*Exercise instructions*
According to the forum thread below on session replication, what happens when a cluster has two instances?

*Text provided*
Can you elaborate a bit further on this?
I have two instances in the cluster, shouldn't they be the required replication partners?
Also, I have no AJAX calls, but this the web site can trigger a race condition by just retrieving many URLs in parallel with the same session ID cookie.


Mahesh Kannan added a comment - 21/Dec/11 06:16 PM

<comment>

Can you elaborate a bit further on this?
I have two instances in the cluster, shouldn't they be the required replication partners?
Also, I have no AJAX calls, but this the web site can trigger a race condition by just retrieving many URLs in parallel with the same session ID cookie.

<comment>

If you have two instances then they are discovered and one will act as a replica for the other.

You mentioned that there could be parallel threads accessing the same session. This is what exactly AJAX type applications do. In this case, the web container will issue a bunch of save (or updateTimeStamp) calls to the replication module in parallel for the same session ID. Either the web container and / or the replication module need to handle concurrent saving of same sessions properly.

*Provided data*
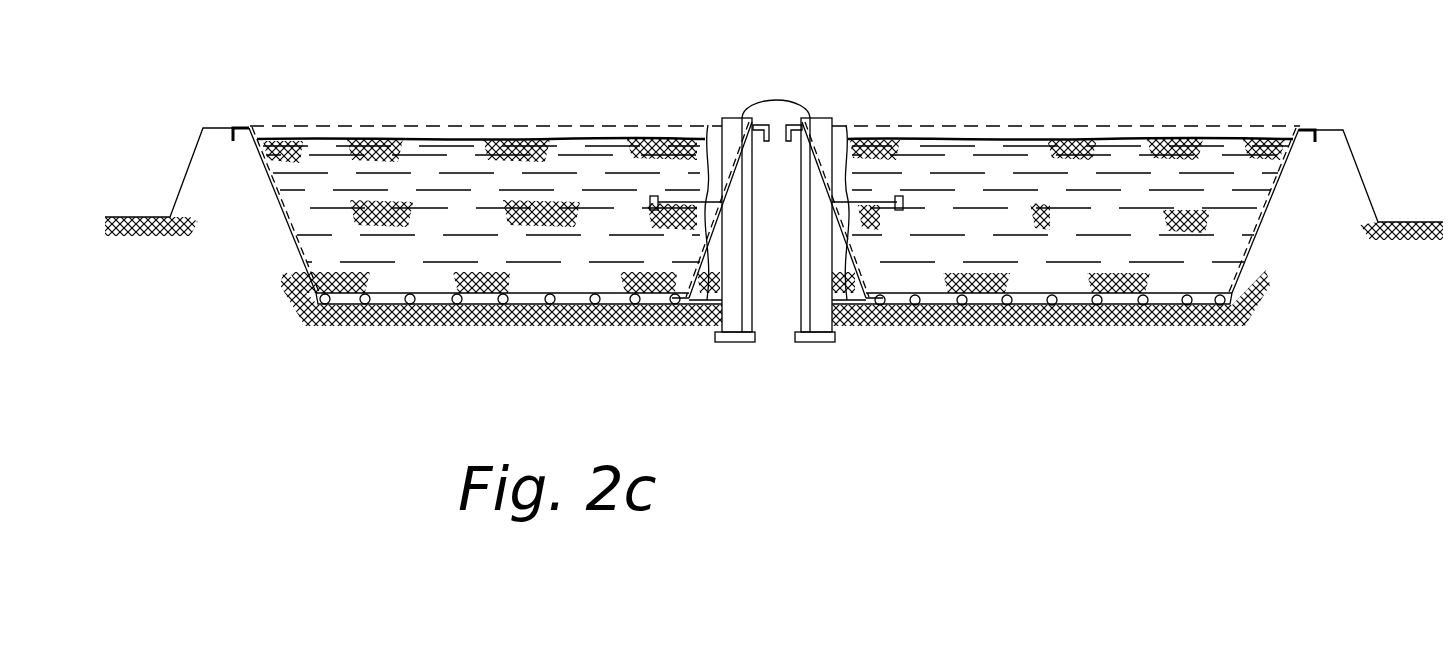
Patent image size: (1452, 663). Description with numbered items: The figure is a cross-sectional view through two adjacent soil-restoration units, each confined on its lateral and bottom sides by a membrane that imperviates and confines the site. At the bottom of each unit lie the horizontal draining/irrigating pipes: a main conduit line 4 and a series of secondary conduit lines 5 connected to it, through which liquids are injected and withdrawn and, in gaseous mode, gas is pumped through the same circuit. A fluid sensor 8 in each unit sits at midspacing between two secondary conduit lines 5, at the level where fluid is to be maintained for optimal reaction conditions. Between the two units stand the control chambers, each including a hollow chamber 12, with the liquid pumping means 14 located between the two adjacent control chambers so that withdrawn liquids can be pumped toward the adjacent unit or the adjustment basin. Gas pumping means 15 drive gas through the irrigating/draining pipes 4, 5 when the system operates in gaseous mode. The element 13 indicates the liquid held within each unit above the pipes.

*Reply to the task*
They are discovered, and one acts as a replica for the other.